## Start RAW DATA

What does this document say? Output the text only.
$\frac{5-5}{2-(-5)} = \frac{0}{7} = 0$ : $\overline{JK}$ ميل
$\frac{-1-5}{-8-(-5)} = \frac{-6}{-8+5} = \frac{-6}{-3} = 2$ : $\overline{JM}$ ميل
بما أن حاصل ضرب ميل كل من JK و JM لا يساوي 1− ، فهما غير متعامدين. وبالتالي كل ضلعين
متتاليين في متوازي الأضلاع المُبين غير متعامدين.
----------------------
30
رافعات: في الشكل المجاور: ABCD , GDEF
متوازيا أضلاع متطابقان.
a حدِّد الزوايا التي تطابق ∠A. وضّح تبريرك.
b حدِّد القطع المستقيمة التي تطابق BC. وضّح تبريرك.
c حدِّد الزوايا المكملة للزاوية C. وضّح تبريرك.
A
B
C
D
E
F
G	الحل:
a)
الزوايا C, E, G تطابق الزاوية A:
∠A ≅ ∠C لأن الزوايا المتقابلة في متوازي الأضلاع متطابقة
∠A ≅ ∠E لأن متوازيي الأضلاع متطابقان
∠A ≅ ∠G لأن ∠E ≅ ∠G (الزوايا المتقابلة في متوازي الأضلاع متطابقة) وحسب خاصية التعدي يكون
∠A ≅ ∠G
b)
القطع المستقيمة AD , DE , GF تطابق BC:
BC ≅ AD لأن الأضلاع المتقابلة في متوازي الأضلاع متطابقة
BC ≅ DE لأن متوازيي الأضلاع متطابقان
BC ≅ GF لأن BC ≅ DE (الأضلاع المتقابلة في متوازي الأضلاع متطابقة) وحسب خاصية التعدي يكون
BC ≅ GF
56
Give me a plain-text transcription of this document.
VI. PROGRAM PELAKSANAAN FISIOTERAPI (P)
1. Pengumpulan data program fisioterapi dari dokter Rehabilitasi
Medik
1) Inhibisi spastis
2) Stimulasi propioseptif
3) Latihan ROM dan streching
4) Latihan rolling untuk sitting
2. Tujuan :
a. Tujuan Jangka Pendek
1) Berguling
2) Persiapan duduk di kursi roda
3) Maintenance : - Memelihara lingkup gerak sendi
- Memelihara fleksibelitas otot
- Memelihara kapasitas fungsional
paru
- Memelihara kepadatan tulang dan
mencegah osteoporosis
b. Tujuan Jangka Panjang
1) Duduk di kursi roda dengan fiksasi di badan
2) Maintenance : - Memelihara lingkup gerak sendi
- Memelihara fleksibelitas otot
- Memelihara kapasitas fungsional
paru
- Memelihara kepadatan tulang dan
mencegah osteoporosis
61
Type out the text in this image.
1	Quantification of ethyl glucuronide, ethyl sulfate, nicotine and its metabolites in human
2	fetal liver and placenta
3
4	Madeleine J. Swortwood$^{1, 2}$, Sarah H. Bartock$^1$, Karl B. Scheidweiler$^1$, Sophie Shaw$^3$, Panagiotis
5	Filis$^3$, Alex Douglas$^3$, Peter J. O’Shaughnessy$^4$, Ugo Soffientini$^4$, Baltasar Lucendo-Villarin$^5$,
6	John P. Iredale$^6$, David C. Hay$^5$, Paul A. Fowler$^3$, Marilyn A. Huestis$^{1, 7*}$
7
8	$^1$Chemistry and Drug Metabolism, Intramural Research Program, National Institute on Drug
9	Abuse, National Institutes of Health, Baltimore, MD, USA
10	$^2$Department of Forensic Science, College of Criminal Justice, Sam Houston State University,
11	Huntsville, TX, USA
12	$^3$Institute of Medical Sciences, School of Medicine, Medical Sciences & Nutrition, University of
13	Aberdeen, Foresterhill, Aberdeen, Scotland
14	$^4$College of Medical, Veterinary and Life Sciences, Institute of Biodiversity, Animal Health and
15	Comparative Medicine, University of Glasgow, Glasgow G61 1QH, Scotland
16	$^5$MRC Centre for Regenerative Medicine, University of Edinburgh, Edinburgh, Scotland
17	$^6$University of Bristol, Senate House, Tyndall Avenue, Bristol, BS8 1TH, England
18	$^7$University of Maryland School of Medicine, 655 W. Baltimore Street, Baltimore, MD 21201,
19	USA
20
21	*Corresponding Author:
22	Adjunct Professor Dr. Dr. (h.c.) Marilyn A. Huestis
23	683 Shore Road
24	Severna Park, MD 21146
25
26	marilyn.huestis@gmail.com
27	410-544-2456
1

## End RAW DATA
## Start RAW DATA

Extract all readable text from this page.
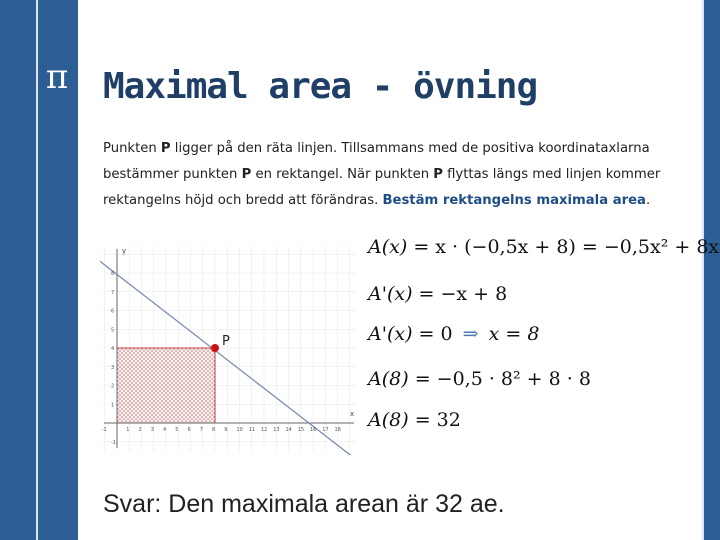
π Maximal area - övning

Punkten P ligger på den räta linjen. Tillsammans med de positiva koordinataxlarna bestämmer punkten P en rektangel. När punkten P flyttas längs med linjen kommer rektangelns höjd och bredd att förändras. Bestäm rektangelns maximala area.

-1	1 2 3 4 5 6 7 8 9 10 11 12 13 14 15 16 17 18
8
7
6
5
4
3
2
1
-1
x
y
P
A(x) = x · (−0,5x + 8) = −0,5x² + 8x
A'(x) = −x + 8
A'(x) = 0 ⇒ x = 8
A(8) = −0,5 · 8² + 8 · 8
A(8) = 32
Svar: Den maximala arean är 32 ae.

## End RAW DATA
## Start RAW DATA

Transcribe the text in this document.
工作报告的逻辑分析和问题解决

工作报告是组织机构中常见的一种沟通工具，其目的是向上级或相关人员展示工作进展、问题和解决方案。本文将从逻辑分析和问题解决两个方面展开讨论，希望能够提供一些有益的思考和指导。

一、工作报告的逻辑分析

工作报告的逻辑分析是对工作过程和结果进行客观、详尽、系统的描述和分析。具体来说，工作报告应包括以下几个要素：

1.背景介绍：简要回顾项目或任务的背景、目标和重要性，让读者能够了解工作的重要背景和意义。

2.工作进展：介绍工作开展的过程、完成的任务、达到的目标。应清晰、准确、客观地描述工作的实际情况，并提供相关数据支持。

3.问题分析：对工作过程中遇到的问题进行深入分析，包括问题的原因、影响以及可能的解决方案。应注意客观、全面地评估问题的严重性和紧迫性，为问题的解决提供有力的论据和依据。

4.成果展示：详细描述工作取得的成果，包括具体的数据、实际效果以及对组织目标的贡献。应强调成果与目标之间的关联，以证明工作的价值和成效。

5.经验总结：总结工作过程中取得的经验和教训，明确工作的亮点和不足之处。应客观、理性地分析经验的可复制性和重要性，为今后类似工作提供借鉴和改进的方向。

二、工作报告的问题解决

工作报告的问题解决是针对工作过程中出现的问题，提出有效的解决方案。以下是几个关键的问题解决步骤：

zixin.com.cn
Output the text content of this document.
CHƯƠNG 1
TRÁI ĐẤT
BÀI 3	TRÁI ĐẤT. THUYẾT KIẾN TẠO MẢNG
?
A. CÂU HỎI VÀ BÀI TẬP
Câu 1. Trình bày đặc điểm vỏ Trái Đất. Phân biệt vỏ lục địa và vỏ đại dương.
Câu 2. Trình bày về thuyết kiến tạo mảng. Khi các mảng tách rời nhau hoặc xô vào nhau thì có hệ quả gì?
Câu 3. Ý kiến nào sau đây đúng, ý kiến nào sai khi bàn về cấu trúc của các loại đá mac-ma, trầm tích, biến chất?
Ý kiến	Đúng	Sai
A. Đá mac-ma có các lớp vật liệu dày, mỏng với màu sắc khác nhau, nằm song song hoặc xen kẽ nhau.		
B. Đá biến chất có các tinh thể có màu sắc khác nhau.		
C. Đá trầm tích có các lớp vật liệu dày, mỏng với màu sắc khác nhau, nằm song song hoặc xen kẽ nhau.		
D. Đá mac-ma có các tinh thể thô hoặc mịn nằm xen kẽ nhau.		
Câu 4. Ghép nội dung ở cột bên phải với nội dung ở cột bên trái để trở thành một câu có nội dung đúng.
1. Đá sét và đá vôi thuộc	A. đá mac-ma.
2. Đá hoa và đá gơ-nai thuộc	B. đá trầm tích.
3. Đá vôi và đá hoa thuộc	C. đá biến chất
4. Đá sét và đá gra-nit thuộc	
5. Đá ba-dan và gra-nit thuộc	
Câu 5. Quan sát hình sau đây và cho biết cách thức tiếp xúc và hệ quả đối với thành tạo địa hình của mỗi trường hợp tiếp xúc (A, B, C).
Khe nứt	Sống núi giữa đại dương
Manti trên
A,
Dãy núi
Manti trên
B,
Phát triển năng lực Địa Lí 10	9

## End RAW DATA

#### [GIVEN REQUEST]
Determine the number of lines in the listing that contain the string "song". Write that number and nothing else.

#### [EXERCISE RESPONSE]
2